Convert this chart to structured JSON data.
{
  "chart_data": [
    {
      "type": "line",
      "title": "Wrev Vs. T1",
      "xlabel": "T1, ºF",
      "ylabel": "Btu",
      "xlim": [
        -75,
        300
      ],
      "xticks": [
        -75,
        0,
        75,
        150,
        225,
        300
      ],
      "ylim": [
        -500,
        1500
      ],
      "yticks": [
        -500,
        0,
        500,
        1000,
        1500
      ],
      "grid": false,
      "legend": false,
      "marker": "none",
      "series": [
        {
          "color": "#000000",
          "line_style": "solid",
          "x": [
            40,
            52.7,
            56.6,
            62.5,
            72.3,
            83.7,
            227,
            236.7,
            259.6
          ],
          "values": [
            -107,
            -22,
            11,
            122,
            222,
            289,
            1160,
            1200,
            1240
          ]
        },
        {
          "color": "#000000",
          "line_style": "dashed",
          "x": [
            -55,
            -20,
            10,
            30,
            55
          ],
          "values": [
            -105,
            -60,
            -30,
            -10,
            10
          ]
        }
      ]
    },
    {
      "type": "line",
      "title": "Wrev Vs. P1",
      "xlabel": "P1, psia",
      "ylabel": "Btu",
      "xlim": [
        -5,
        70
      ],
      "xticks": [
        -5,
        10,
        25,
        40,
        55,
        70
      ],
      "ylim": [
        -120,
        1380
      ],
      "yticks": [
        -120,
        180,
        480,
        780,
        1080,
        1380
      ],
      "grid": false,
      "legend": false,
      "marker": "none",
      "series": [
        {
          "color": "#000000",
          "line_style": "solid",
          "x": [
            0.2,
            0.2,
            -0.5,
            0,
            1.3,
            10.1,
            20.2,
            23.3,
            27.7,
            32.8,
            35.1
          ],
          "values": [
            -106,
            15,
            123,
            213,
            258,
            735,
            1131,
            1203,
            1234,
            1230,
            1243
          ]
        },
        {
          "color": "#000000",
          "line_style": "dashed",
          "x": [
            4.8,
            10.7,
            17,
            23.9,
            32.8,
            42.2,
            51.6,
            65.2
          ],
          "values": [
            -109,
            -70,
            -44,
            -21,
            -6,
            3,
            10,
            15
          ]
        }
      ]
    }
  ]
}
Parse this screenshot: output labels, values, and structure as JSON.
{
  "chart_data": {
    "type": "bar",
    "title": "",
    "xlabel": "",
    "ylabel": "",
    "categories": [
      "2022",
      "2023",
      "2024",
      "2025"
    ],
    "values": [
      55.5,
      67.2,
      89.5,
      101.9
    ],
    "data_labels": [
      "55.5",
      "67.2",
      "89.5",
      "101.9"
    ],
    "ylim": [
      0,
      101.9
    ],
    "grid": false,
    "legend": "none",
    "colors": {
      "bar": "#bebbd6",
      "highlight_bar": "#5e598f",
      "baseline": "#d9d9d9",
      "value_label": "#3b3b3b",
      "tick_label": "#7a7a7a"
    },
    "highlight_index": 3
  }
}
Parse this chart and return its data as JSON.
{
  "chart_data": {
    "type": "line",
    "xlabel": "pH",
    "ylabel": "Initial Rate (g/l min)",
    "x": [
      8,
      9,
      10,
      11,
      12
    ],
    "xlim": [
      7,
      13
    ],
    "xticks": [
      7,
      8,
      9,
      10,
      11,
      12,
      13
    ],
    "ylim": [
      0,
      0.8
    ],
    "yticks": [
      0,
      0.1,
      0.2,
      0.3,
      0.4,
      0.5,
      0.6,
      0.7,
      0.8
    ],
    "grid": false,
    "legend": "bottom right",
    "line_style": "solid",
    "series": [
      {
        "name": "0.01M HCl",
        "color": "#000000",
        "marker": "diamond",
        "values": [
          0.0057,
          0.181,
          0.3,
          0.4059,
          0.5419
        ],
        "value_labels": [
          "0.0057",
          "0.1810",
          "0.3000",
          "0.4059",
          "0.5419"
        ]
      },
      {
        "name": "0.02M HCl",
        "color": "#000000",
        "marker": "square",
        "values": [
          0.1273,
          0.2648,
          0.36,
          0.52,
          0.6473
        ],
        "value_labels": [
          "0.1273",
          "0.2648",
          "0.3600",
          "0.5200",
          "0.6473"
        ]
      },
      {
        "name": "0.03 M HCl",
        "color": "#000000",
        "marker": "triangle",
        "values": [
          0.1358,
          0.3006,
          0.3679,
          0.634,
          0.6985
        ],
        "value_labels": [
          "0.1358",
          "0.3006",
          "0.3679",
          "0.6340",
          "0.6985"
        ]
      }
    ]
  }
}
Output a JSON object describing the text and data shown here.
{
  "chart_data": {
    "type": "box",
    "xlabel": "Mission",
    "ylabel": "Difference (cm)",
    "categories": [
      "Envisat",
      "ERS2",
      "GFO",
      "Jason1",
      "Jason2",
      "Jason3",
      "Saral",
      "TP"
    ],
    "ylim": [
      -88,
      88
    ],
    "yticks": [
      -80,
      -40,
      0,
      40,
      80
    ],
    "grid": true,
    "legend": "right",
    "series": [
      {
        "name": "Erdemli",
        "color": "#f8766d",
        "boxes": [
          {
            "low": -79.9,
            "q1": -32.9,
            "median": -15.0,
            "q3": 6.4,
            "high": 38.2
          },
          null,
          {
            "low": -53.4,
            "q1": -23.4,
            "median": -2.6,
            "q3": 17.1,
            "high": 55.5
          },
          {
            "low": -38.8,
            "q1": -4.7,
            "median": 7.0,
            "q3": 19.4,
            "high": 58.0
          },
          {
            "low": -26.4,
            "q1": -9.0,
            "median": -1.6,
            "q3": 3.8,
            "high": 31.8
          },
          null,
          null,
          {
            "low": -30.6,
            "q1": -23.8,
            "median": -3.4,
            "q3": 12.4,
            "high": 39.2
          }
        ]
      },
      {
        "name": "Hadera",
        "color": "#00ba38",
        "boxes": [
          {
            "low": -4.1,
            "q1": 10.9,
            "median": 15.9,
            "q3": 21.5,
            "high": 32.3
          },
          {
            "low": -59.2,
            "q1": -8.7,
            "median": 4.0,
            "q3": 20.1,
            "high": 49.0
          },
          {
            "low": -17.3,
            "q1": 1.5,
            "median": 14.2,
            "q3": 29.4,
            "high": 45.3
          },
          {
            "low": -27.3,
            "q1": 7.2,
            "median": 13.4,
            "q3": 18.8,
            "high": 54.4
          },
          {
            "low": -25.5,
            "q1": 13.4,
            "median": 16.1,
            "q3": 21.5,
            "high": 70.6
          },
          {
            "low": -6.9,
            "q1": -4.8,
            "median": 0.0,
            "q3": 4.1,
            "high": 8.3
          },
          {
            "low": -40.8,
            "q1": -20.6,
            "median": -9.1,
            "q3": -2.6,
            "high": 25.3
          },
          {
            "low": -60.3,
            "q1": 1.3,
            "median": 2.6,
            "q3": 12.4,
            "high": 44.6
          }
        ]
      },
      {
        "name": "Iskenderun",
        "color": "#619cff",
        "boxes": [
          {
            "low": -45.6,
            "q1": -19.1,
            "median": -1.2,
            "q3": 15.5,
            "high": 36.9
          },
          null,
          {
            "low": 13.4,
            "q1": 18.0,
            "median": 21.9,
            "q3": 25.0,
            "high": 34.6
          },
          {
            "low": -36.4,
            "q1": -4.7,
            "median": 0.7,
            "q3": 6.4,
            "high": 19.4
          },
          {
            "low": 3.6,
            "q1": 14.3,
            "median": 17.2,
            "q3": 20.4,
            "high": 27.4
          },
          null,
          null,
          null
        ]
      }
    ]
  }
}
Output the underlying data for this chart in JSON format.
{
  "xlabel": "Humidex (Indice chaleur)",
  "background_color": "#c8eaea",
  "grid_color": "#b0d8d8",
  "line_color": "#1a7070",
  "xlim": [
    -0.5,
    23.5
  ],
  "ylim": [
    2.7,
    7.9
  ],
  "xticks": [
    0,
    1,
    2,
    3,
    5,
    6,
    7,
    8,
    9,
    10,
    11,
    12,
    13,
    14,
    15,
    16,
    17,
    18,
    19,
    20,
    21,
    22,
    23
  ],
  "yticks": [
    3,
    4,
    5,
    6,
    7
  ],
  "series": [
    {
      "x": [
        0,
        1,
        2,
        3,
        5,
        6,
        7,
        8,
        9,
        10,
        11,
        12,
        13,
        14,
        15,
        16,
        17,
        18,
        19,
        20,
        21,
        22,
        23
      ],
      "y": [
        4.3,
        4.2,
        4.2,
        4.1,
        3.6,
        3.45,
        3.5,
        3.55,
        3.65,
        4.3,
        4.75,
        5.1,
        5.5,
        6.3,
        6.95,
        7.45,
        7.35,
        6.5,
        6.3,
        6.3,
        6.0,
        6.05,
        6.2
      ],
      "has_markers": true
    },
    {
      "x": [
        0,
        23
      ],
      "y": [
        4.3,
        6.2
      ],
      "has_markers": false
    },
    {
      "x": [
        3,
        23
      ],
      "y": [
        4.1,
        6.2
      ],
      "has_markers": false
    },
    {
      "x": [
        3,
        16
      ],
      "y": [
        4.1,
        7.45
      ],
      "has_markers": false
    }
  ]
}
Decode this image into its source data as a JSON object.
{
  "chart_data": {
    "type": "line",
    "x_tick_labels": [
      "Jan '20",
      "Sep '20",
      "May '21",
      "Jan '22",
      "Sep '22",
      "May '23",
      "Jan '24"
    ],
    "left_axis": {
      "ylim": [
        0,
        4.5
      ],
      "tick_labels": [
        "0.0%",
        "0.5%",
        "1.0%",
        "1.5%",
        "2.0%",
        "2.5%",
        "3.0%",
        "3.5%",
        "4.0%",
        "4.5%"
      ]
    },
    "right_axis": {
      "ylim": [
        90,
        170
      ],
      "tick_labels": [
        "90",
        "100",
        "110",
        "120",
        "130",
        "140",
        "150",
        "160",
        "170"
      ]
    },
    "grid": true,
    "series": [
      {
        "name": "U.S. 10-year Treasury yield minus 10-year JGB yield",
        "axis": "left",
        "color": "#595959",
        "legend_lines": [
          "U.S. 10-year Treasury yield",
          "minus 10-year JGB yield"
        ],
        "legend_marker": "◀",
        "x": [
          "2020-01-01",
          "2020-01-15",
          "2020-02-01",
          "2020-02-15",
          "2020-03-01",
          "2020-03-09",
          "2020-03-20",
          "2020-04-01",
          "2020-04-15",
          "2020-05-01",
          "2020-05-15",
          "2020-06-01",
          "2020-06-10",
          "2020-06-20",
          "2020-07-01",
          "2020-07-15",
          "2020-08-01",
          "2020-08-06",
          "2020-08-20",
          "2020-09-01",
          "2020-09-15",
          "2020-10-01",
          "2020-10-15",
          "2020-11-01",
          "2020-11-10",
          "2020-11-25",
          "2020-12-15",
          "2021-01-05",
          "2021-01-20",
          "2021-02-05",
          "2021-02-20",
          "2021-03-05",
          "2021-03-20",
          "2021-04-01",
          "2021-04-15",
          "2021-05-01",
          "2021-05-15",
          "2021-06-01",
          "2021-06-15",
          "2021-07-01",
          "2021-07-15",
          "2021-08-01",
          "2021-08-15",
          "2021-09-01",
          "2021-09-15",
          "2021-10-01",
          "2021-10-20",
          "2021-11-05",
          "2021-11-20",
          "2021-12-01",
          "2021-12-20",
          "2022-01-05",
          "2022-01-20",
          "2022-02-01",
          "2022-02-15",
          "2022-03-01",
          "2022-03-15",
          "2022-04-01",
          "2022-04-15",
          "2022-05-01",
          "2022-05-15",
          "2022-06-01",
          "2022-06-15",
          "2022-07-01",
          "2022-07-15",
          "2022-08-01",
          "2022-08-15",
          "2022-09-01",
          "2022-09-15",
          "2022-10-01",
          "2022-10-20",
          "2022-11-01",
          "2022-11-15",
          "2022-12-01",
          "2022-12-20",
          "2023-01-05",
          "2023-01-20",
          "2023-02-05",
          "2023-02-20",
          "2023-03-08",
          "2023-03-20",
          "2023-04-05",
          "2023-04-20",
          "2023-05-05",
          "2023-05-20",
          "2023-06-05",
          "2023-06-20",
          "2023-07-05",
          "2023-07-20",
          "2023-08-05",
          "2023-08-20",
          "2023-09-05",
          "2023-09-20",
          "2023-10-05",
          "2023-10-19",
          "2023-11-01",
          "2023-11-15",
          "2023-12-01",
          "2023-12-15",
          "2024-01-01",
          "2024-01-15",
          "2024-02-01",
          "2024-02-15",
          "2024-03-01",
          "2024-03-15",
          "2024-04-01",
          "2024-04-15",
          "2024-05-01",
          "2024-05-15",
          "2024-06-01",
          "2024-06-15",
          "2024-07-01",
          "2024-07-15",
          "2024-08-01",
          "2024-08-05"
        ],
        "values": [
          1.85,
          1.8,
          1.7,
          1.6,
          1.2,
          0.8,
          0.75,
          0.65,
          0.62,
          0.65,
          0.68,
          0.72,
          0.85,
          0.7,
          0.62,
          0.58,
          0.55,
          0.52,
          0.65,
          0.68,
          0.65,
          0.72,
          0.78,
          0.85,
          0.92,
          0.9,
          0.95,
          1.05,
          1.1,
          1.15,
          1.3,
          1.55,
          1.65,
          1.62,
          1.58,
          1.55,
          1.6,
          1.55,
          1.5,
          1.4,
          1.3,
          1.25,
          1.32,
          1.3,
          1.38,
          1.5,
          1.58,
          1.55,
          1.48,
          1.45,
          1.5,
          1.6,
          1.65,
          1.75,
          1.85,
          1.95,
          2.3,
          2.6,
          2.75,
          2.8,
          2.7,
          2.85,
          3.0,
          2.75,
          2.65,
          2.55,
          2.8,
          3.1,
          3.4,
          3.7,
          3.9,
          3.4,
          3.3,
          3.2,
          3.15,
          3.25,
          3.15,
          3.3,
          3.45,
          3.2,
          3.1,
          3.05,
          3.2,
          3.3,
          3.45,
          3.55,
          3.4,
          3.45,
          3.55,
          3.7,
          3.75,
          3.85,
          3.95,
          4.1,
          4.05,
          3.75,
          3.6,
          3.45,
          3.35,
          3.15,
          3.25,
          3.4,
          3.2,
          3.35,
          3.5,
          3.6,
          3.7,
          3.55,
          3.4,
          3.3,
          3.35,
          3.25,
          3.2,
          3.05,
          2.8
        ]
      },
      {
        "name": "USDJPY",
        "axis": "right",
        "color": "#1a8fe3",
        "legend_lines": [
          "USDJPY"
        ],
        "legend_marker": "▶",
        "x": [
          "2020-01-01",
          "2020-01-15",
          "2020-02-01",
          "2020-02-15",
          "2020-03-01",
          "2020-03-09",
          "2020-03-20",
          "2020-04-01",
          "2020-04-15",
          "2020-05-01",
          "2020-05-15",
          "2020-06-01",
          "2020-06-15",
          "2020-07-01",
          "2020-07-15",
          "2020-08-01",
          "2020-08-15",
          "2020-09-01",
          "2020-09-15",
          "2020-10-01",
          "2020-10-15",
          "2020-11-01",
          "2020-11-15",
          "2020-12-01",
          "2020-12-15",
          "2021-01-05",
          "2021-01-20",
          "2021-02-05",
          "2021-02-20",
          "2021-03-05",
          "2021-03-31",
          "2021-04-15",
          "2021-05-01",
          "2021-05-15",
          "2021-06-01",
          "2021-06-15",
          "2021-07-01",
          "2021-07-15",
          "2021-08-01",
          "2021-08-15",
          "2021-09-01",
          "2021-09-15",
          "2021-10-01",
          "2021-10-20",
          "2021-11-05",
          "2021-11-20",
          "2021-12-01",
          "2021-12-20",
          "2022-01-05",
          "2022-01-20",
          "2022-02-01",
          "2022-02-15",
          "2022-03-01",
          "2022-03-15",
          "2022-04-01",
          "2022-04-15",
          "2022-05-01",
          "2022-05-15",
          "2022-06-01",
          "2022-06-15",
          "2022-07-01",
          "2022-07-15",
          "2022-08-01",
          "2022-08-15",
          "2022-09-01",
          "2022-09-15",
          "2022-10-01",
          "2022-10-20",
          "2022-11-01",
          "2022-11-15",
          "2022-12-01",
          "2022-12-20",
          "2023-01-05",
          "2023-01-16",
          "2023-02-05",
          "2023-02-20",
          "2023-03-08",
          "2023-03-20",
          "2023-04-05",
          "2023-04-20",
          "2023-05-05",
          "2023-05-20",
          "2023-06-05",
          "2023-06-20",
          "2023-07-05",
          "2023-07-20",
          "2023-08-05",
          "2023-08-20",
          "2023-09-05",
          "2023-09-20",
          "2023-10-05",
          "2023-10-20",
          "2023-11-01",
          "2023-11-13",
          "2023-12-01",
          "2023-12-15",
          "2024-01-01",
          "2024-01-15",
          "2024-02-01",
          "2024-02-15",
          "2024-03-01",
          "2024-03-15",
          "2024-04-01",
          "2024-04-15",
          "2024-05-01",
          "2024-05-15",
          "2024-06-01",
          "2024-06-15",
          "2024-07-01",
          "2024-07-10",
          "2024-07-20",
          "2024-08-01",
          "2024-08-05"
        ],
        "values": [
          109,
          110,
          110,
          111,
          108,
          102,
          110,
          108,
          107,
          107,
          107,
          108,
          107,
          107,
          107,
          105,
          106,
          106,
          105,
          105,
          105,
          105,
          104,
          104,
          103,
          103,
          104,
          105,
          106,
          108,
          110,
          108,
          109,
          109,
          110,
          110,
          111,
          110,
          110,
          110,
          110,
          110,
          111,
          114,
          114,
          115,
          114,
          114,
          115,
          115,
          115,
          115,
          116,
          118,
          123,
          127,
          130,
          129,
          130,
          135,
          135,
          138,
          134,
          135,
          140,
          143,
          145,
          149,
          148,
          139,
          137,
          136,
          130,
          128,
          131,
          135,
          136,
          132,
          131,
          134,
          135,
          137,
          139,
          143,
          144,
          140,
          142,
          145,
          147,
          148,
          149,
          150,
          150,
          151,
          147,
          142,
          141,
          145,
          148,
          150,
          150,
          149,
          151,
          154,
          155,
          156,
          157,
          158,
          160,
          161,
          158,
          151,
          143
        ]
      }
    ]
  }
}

_ _ _ _ _

Task requirements:
Collect every line above that contains the word "year".

Answer below:
        "name": "U.S. 10-year Treasury yield minus 10-year JGB yield",
          "U.S. 10-year Treasury yield",
          "minus 10-year JGB yield"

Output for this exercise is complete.